## Task description
Determine how many lines contain the string "Active" and reply with that number alone.

**** Material for this exercise ****

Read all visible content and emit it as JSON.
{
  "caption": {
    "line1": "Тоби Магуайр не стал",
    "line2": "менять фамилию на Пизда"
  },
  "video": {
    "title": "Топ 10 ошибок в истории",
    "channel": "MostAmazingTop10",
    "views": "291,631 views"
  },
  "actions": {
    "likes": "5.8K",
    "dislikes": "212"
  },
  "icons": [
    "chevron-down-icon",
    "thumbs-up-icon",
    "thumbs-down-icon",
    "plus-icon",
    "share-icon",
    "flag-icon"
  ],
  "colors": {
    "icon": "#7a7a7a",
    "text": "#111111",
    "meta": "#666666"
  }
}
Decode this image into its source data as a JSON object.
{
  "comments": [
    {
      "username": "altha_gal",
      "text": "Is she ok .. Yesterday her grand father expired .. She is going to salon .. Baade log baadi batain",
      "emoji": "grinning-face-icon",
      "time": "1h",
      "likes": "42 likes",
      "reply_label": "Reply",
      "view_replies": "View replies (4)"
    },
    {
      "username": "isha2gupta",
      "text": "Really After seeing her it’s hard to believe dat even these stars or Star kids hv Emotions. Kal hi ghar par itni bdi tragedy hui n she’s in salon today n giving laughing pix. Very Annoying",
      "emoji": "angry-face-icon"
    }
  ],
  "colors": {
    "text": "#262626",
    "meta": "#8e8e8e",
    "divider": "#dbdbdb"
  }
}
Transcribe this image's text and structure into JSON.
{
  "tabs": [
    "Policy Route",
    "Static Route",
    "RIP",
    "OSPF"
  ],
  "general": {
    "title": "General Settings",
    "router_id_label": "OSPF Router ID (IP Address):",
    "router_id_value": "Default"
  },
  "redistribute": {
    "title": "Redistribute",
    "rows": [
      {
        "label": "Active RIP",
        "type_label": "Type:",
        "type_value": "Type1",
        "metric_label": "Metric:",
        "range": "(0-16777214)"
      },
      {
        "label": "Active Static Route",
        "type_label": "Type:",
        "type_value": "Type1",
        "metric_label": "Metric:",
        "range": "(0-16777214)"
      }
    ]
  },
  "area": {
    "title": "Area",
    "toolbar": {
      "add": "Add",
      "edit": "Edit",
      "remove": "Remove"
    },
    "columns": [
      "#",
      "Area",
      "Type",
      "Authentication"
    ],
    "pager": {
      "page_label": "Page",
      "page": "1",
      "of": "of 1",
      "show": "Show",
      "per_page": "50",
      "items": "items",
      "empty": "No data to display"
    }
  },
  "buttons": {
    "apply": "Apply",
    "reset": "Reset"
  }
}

****

## The response
2